Has anyone seen this blog?

Thanks for the clarification the use of #= and =# about comments.

Good suggestion. I will update the blog accordingly.

Fixed typo.

My counting is naively basic.

$ find . -type f -name '*.scm' | xargs wc -l |grep total
  8219 total
$ find . -type f -name '*.[ch]' | xargs wc -l |grep total
  68808 total
$ find . -type f -name '*.[cpp]' | xargs wc -l |grep total
  54126 total
$ find . -type f -name '*.*lsp*' | xargs wc -l |grep total
 2286 total

Thanks for stepping in to set things right!

I tried the following code and it ends up with 68 lines of native instructions. That’s very good compared to the 500+ instructions that the original blog claimed.

@code_native Formatting.printfmt("{1:>4s} {2:.2f}", "abc", 12)

I don’t quite understand, however, why it could be so much simpler in C. I just copied the instructions from that blog below. It almost seems that the it does nothing except calling another function (see the jmp instruction at the end).

f:
.LFB23:
	.cfi_startproc
	movq	%rsi, %r8
	movl	$.LC0, %ecx
	movq	$-1, %rdx
	movl	$1, %esi
	movl	$1, %eax
	jmp	__sprintf_chk
	.cfi_endproc

I have reproduced this on my mac. It turns into 21 lines of instructions:

$ cat test.c
#include <stdio.h>

void f(char *buffer, const char *a, double b) {
  sprintf(buffer, "this is a %s %g", a, b);
}

$ gcc -g -c -o test.o test.c
$ objdump -d -S test.o

test.o:	file format Mach-O 64-bit x86-64

Disassembly of section __TEXT,__text:
_f:
; void f(char *buffer, const char *a, double b) {
       0:	55 	pushq	%rbp
       1:	48 89 e5 	movq	%rsp, %rbp
       4:	48 83 ec 20 	subq	$32, %rsp
       8:	31 c0 	xorl	%eax, %eax
       a:	48 8d 0d 33 00 00 00 	leaq	51(%rip), %rcx
      11:	48 c7 c2 ff ff ff ff 	movq	$-1, %rdx
      18:	48 89 7d f8 	movq	%rdi, -8(%rbp)
      1c:	48 89 75 f0 	movq	%rsi, -16(%rbp)
      20:	f2 0f 11 45 e8 	movsd	%xmm0, -24(%rbp)

Stated task A: In the forum thread on string formatting, how many lines of native instructions did the Formatting.printfmt code produce?
Stated task B: In the forum thread on string formatting, switch "blog" to "article" in the stretch from "Thanks for the" through "is naively basic." and write that part out again.
Stated task C: Please proceed with the forum thread on string formatting, picking up after its last line.

Data records:
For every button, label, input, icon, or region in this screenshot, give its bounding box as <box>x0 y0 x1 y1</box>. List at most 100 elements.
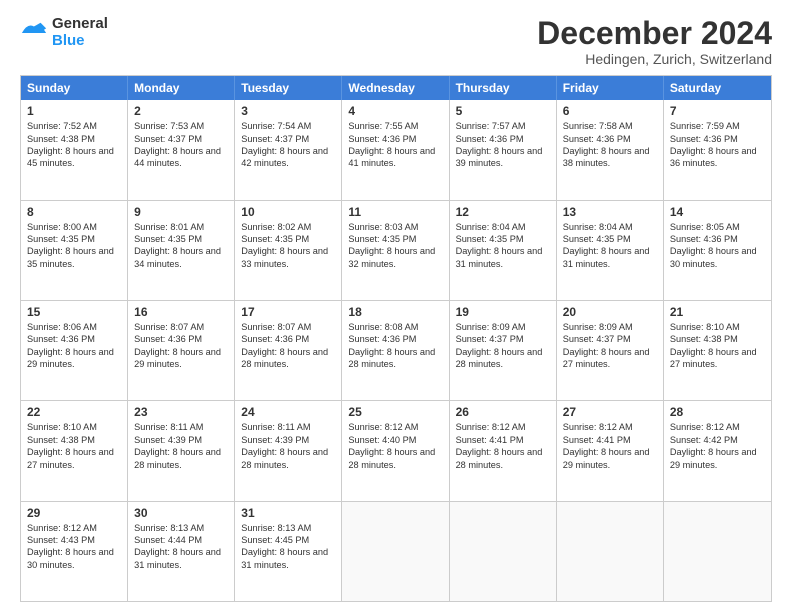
cell-info: Sunrise: 8:03 AMSunset: 4:35 PMDaylight:… <box>348 221 442 271</box>
cell-w5-d1: 29 Sunrise: 8:12 AMSunset: 4:43 PMDayligh… <box>21 502 128 601</box>
cell-w4-d1: 22Sunrise: 8:10 AMSunset: 4:38 PMDayligh… <box>21 401 128 500</box>
cell-w2-d6: 13Sunrise: 8:04 AMSunset: 4:35 PMDayligh… <box>557 201 664 300</box>
cell-info: Sunrise: 8:13 AMSunset: 4:45 PMDaylight:… <box>241 522 335 572</box>
cell-info: Sunrise: 7:55 AMSunset: 4:36 PMDaylight:… <box>348 120 442 170</box>
cell-w5-d5 <box>450 502 557 601</box>
header-saturday: Saturday <box>664 76 771 100</box>
header-tuesday: Tuesday <box>235 76 342 100</box>
day-number: 20 <box>563 305 657 319</box>
day-number: 31 <box>241 506 335 520</box>
cell-info: Sunrise: 8:12 AMSunset: 4:40 PMDaylight:… <box>348 421 442 471</box>
cell-info: Sunrise: 8:05 AMSunset: 4:36 PMDaylight:… <box>670 221 765 271</box>
cell-w1-d3: 3Sunrise: 7:54 AMSunset: 4:37 PMDaylight… <box>235 100 342 199</box>
cell-w3-d4: 18 Sunrise: 8:08 AMSunset: 4:36 PMDayligh… <box>342 301 449 400</box>
title-block: December 2024 Hedingen, Zurich, Switzerl… <box>537 16 772 67</box>
cell-info: Sunrise: 8:01 AMSunset: 4:35 PMDaylight:… <box>134 221 228 271</box>
cell-info: Sunrise: 8:11 AMSunset: 4:39 PMDaylight:… <box>241 421 335 471</box>
cell-info: Sunrise: 8:07 AMSunset: 4:36 PMDaylight:… <box>241 321 335 371</box>
cell-info: Sunrise: 8:12 AMSunset: 4:41 PMDaylight:… <box>563 421 657 471</box>
day-number: 16 <box>134 305 228 319</box>
cell-w2-d7: 14 Sunrise: 8:05 AMSunset: 4:36 PMDayligh… <box>664 201 771 300</box>
cell-w2-d1: 8 Sunrise: 8:00 AMSunset: 4:35 PMDaylight… <box>21 201 128 300</box>
week-row-1: 1 Sunrise: 7:52 AMSunset: 4:38 PMDaylight… <box>21 100 771 199</box>
day-number: 28 <box>670 405 765 419</box>
day-number: 27 <box>563 405 657 419</box>
cell-info: Sunrise: 8:02 AMSunset: 4:35 PMDaylight:… <box>241 221 335 271</box>
day-number: 29 <box>27 506 121 520</box>
cell-info: Sunrise: 7:59 AMSunset: 4:36 PMDaylight:… <box>670 120 765 170</box>
cell-info: Sunrise: 8:04 AMSunset: 4:35 PMDaylight:… <box>456 221 550 271</box>
cell-info: Sunrise: 8:06 AMSunset: 4:36 PMDaylight:… <box>27 321 121 371</box>
month-title: December 2024 <box>537 16 772 51</box>
day-number: 22 <box>27 405 121 419</box>
cell-info: Sunrise: 8:08 AMSunset: 4:36 PMDaylight:… <box>348 321 442 371</box>
calendar-body: 1 Sunrise: 7:52 AMSunset: 4:38 PMDaylight… <box>21 100 771 601</box>
cell-w1-d7: 7Sunrise: 7:59 AMSunset: 4:36 PMDaylight… <box>664 100 771 199</box>
location-text: Hedingen, Zurich, Switzerland <box>537 51 772 67</box>
day-number: 6 <box>563 104 657 118</box>
day-number: 10 <box>241 205 335 219</box>
cell-w5-d4 <box>342 502 449 601</box>
cell-info: Sunrise: 8:07 AMSunset: 4:36 PMDaylight:… <box>134 321 228 371</box>
header: General Blue December 2024 Hedingen, Zur… <box>20 16 772 67</box>
cell-w2-d3: 10 Sunrise: 8:02 AMSunset: 4:35 PMDayligh… <box>235 201 342 300</box>
day-number: 17 <box>241 305 335 319</box>
header-sunday: Sunday <box>21 76 128 100</box>
cell-w1-d1: 1 Sunrise: 7:52 AMSunset: 4:38 PMDaylight… <box>21 100 128 199</box>
cell-info: Sunrise: 8:00 AMSunset: 4:35 PMDaylight:… <box>27 221 121 271</box>
calendar-header: Sunday Monday Tuesday Wednesday Thursday… <box>21 76 771 100</box>
cell-w1-d4: 4 Sunrise: 7:55 AMSunset: 4:36 PMDaylight… <box>342 100 449 199</box>
cell-w1-d2: 2 Sunrise: 7:53 AMSunset: 4:37 PMDaylight… <box>128 100 235 199</box>
day-number: 26 <box>456 405 550 419</box>
day-number: 8 <box>27 205 121 219</box>
day-number: 30 <box>134 506 228 520</box>
day-number: 21 <box>670 305 765 319</box>
day-number: 1 <box>27 104 121 118</box>
cell-w3-d6: 20Sunrise: 8:09 AMSunset: 4:37 PMDayligh… <box>557 301 664 400</box>
cell-info: Sunrise: 8:09 AMSunset: 4:37 PMDaylight:… <box>456 321 550 371</box>
cell-info: Sunrise: 7:58 AMSunset: 4:36 PMDaylight:… <box>563 120 657 170</box>
day-number: 12 <box>456 205 550 219</box>
cell-info: Sunrise: 8:12 AMSunset: 4:43 PMDaylight:… <box>27 522 121 572</box>
cell-w5-d3: 31 Sunrise: 8:13 AMSunset: 4:45 PMDayligh… <box>235 502 342 601</box>
day-number: 9 <box>134 205 228 219</box>
cell-info: Sunrise: 8:11 AMSunset: 4:39 PMDaylight:… <box>134 421 228 471</box>
day-number: 15 <box>27 305 121 319</box>
day-number: 11 <box>348 205 442 219</box>
header-friday: Friday <box>557 76 664 100</box>
cell-info: Sunrise: 7:52 AMSunset: 4:38 PMDaylight:… <box>27 120 121 170</box>
cell-info: Sunrise: 8:10 AMSunset: 4:38 PMDaylight:… <box>670 321 765 371</box>
day-number: 18 <box>348 305 442 319</box>
cell-info: Sunrise: 7:54 AMSunset: 4:37 PMDaylight:… <box>241 120 335 170</box>
header-thursday: Thursday <box>450 76 557 100</box>
day-number: 19 <box>456 305 550 319</box>
cell-w4-d6: 27 Sunrise: 8:12 AMSunset: 4:41 PMDayligh… <box>557 401 664 500</box>
page: General Blue December 2024 Hedingen, Zur… <box>0 0 792 612</box>
day-number: 24 <box>241 405 335 419</box>
cell-w4-d4: 25 Sunrise: 8:12 AMSunset: 4:40 PMDayligh… <box>342 401 449 500</box>
cell-info: Sunrise: 8:12 AMSunset: 4:42 PMDaylight:… <box>670 421 765 471</box>
cell-w5-d7 <box>664 502 771 601</box>
logo-text: General Blue <box>52 16 108 49</box>
logo-general-text: General <box>52 16 108 33</box>
cell-w4-d2: 23 Sunrise: 8:11 AMSunset: 4:39 PMDayligh… <box>128 401 235 500</box>
cell-w1-d6: 6 Sunrise: 7:58 AMSunset: 4:36 PMDaylight… <box>557 100 664 199</box>
calendar: Sunday Monday Tuesday Wednesday Thursday… <box>20 75 772 602</box>
cell-info: Sunrise: 7:57 AMSunset: 4:36 PMDaylight:… <box>456 120 550 170</box>
cell-w5-d2: 30Sunrise: 8:13 AMSunset: 4:44 PMDayligh… <box>128 502 235 601</box>
cell-info: Sunrise: 7:53 AMSunset: 4:37 PMDaylight:… <box>134 120 228 170</box>
day-number: 4 <box>348 104 442 118</box>
header-monday: Monday <box>128 76 235 100</box>
cell-w2-d2: 9 Sunrise: 8:01 AMSunset: 4:35 PMDaylight… <box>128 201 235 300</box>
cell-info: Sunrise: 8:12 AMSunset: 4:41 PMDaylight:… <box>456 421 550 471</box>
day-number: 14 <box>670 205 765 219</box>
week-row-3: 15 Sunrise: 8:06 AMSunset: 4:36 PMDayligh… <box>21 300 771 400</box>
day-number: 2 <box>134 104 228 118</box>
day-number: 25 <box>348 405 442 419</box>
cell-w3-d7: 21 Sunrise: 8:10 AMSunset: 4:38 PMDayligh… <box>664 301 771 400</box>
cell-info: Sunrise: 8:04 AMSunset: 4:35 PMDaylight:… <box>563 221 657 271</box>
day-number: 23 <box>134 405 228 419</box>
cell-w3-d2: 16 Sunrise: 8:07 AMSunset: 4:36 PMDayligh… <box>128 301 235 400</box>
logo: General Blue <box>20 16 108 49</box>
logo-icon <box>20 19 48 47</box>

Right answer A: 68 lines.

Right answer B:
Thanks for the clarification the use of #= and =# about comments.

Good suggestion. I will update the article accordingly.

Fixed typo.

My counting is naively basic.

Right answer C:
; sprintf(buffer, "this is a %s %g", a, b);
      25:	48 8b 7d f8 	movq	-8(%rbp), %rdi
      29:	4c 8b 45 f0 	movq	-16(%rbp), %r8
      2d:	f2 0f 10 45 e8 	movsd	-24(%rbp), %xmm0
      32:	89 c6 	movl	%eax, %esi
      34:	b0 01 	movb	$1, %al
      36:	e8 00 00 00 00 	callq	0 <_f+0x3B>
; }
      3b:	89 45 e4 	movl	%eax, -28(%rbp)
      3e:	48 83 c4 20 	addq	$32, %rsp
      42:	5d 	popq	%rbp
      43:	c3 	retq

Update: added assembly code compiled from sprintf C code.

can you please provide a link? I can’t find it.

No, with Hacker News you want to search for it otherwise it removes upvotes if they all come from the same link. Just search for Julia and sort by date.

Done. For convenience, here is a link to search results for this item at Hacker News. To see the upvote arrow, click on the “ points” or “[y] comments” links under the title. Please let me know if using this link will remove upvotes; if so I’ll delete it.

But if we want it to climb up Google’s page rankings I think it needs to be cross-posted a lot more. Any suggestions for other sites can we post it on?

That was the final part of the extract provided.